**** THE DATA ****

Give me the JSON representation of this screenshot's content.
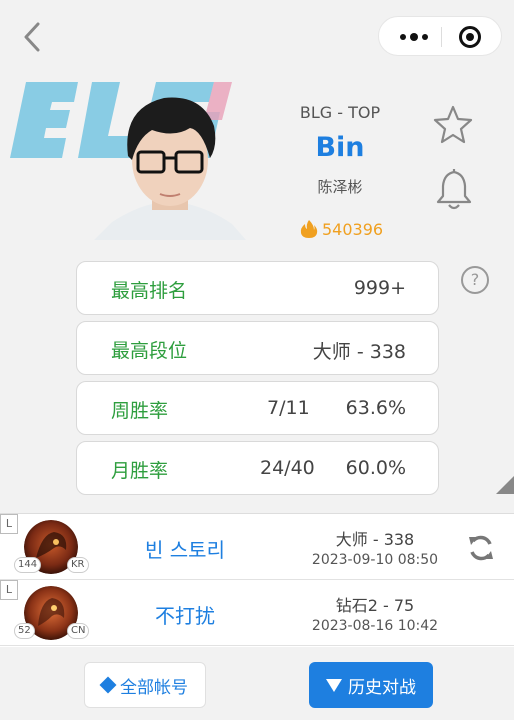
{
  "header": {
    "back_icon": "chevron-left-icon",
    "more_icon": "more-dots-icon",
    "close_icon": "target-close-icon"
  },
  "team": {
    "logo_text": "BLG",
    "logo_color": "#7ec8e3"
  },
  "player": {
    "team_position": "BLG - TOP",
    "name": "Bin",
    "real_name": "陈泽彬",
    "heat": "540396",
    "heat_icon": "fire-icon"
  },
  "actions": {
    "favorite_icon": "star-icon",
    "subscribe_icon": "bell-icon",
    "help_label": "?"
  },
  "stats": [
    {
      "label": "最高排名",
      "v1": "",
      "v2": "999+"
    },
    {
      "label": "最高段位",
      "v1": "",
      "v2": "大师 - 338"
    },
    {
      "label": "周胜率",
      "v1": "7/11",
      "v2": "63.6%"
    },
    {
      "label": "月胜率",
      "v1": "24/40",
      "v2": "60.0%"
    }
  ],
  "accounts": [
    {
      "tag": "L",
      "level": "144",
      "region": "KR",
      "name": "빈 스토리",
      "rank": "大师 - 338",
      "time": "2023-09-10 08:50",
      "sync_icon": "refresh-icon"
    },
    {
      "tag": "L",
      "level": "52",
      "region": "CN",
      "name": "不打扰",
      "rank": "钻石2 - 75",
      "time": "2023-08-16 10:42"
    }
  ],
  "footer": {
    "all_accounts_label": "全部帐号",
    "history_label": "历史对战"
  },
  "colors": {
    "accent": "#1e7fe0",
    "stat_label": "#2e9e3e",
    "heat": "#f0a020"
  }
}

****
**** THE DATA ****

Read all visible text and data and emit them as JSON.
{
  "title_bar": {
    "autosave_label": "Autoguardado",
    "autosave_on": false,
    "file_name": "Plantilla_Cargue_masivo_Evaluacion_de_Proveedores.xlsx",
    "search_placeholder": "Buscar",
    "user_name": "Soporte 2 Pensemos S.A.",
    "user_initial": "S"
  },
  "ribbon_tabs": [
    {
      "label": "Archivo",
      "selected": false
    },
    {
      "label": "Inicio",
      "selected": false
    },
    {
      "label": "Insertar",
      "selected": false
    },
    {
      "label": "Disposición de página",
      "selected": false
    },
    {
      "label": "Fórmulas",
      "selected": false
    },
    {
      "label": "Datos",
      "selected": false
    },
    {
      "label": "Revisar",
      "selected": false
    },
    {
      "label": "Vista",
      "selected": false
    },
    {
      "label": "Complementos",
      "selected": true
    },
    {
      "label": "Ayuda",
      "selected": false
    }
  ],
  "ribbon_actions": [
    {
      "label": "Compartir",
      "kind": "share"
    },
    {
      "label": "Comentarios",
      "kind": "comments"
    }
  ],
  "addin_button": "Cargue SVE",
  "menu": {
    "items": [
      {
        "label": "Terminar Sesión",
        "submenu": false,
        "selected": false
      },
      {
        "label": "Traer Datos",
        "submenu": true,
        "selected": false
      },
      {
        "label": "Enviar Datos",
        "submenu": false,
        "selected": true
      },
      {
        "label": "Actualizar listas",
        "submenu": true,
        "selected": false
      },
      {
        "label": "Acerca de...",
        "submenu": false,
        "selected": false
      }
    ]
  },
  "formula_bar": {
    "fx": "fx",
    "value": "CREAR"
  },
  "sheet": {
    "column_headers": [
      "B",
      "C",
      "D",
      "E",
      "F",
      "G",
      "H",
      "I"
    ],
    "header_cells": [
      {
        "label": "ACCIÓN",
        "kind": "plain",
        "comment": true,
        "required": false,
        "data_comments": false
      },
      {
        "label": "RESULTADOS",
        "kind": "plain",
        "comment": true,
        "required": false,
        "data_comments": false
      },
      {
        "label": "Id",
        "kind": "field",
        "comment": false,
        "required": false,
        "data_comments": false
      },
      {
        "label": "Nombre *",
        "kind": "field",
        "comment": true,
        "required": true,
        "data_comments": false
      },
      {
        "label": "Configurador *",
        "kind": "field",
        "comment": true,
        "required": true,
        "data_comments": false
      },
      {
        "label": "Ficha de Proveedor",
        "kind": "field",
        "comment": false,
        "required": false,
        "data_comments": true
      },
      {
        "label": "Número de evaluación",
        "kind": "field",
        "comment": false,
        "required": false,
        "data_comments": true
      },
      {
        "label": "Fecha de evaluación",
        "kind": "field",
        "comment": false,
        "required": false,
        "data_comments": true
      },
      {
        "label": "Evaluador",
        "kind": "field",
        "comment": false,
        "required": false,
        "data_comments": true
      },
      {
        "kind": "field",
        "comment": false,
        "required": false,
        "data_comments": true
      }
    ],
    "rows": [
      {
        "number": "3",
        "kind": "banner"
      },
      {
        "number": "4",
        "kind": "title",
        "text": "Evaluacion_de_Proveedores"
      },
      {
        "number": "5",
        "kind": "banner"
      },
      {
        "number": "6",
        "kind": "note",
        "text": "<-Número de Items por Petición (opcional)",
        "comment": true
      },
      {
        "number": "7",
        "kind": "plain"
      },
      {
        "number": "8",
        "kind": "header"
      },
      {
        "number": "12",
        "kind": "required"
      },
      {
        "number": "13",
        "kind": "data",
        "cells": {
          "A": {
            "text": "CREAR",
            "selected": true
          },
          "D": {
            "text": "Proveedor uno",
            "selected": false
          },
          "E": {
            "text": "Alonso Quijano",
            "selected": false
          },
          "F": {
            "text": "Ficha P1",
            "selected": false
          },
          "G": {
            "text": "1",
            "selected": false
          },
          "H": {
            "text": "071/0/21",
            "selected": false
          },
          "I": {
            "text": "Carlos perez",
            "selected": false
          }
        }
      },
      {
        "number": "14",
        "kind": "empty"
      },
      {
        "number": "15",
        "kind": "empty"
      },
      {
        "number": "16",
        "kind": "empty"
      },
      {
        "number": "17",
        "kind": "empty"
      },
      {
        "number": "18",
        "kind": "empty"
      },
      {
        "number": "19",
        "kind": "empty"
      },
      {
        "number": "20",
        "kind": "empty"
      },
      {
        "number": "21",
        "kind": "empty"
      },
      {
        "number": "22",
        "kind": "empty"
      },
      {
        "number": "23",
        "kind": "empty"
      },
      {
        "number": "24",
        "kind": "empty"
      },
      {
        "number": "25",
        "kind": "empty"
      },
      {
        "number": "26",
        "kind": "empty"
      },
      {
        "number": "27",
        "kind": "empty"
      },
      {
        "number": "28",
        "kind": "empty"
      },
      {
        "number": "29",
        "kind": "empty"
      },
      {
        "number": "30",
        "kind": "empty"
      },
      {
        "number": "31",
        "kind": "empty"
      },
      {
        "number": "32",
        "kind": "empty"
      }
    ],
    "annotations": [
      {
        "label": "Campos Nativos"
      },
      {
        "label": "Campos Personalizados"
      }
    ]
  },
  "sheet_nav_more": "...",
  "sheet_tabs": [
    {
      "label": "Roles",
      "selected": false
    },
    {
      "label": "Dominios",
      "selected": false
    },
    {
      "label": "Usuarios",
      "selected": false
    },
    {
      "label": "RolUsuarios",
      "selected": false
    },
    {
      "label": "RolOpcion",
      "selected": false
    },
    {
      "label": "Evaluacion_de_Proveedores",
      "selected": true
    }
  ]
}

****

WORK INSTRUCTIONS
Among the entries above, identify all lines with "time" and copy them.

OUTPUT BELOW
      "time": "2023-09-10 08:50",
      "time": "2023-08-16 10:42"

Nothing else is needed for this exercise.